[Saved entries]
#####

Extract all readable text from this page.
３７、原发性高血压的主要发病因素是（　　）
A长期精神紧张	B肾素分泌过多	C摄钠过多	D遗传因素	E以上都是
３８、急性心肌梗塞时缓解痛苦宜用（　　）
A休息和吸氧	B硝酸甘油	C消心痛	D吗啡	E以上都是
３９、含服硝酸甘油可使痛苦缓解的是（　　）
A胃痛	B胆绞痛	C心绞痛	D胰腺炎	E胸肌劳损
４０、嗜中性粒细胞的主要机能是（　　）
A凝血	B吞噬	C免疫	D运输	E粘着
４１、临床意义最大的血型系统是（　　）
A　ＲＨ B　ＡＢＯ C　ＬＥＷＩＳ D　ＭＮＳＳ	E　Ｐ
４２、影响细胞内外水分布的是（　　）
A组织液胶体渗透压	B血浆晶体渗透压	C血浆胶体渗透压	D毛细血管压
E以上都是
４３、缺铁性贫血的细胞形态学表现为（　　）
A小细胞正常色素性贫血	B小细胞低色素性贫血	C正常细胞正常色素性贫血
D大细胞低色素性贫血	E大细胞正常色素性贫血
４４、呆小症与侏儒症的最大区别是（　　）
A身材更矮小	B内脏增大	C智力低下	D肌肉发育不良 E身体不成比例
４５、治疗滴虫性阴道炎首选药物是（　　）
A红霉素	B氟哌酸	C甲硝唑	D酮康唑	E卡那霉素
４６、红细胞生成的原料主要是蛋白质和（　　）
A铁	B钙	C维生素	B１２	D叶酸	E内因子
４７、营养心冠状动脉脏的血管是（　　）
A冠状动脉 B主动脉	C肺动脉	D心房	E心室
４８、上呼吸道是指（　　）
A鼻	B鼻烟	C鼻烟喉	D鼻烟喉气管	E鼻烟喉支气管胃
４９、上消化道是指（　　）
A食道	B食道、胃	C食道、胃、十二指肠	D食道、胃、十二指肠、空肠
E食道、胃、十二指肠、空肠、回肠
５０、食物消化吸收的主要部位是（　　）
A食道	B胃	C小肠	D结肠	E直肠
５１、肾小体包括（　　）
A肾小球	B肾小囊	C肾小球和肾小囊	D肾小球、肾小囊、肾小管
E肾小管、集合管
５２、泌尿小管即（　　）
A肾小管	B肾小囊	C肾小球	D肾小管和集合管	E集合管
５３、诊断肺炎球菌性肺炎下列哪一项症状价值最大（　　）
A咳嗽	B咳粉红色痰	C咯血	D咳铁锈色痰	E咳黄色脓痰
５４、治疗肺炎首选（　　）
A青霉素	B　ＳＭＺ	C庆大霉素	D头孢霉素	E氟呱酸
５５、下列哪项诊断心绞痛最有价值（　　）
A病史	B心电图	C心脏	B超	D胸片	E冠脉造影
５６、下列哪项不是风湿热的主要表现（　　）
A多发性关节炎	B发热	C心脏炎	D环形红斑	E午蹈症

#####

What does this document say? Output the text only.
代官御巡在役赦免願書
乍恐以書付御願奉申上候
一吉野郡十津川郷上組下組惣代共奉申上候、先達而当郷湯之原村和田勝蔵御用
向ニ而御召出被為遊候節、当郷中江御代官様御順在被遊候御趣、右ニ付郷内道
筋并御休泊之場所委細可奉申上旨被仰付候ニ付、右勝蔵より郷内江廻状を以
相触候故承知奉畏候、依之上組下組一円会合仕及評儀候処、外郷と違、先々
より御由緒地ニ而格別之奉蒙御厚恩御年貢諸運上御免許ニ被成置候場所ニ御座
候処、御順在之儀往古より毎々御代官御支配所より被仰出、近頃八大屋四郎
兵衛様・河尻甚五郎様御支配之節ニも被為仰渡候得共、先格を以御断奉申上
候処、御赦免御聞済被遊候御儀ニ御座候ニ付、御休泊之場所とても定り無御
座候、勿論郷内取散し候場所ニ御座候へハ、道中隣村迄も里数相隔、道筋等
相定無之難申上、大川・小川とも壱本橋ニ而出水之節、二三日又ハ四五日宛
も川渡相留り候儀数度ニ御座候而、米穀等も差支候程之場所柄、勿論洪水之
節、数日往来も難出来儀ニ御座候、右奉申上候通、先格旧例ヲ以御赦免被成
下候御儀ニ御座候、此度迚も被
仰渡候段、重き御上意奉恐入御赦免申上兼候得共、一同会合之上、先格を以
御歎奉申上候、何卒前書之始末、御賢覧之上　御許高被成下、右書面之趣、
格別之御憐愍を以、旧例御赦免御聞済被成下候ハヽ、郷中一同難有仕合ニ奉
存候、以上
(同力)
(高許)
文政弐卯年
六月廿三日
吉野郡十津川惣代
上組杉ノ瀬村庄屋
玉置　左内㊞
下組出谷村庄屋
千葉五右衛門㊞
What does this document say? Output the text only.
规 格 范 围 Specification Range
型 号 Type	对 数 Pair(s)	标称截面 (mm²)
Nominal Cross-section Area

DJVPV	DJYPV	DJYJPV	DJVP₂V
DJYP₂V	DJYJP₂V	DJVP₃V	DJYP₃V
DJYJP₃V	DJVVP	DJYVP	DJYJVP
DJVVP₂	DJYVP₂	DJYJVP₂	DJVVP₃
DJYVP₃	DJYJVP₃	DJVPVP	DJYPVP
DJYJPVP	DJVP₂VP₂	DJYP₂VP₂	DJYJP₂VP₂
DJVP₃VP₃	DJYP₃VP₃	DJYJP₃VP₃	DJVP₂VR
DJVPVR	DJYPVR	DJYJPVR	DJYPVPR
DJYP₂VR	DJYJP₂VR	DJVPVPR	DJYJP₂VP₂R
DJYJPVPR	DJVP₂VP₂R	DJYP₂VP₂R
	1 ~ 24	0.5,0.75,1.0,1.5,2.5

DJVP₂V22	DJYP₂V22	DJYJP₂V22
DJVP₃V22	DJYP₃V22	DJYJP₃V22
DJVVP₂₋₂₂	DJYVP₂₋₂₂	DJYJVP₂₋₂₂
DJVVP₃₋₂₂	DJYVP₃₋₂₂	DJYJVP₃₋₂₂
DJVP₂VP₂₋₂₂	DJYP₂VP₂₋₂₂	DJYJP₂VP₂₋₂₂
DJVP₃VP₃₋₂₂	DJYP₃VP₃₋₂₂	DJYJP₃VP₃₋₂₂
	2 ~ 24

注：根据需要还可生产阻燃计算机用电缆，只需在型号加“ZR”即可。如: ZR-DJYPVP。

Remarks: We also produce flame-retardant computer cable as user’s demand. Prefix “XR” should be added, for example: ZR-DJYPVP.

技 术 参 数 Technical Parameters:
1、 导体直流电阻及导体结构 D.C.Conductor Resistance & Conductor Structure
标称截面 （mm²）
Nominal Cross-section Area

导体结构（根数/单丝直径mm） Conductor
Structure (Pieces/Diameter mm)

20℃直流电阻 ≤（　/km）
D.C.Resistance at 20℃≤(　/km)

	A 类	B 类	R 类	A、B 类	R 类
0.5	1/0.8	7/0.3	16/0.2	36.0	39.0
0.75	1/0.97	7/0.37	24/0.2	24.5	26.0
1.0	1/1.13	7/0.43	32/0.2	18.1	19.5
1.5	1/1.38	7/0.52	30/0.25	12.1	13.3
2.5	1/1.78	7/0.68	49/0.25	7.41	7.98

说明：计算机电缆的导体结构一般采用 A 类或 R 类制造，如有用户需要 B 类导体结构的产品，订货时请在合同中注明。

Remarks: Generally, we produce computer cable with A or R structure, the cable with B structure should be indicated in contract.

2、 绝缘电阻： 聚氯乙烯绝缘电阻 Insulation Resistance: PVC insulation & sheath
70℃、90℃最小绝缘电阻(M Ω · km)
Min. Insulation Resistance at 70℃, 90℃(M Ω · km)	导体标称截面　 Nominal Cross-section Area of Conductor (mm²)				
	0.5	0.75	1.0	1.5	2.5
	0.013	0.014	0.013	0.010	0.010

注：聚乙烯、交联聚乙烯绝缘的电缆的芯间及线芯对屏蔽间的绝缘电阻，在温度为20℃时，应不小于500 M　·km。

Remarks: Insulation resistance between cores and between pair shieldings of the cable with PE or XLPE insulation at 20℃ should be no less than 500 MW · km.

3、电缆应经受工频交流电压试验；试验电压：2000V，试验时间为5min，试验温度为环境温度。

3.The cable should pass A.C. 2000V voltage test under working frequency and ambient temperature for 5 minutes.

#####

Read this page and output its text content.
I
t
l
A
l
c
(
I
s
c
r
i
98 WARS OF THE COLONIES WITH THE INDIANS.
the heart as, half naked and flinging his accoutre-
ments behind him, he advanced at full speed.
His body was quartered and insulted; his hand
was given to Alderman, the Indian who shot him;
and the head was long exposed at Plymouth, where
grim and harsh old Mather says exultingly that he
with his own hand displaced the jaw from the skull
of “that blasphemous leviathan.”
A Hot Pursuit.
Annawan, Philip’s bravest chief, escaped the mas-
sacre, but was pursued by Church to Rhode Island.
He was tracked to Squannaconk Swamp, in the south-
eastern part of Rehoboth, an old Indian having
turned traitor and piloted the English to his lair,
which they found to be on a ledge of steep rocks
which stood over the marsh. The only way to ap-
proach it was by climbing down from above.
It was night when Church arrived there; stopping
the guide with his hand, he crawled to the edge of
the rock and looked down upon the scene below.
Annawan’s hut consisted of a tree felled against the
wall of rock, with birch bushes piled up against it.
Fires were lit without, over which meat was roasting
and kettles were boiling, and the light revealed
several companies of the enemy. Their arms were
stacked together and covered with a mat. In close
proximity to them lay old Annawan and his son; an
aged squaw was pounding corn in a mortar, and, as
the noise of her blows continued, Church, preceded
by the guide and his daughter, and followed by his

#####

Copy out every line holding the string "DJYJVP₃".

DJYVP₃	DJYJVP₃	DJVPVP	DJYPVP
DJVVP₃₋₂₂	DJYVP₃₋₂₂	DJYJVP₃₋₂₂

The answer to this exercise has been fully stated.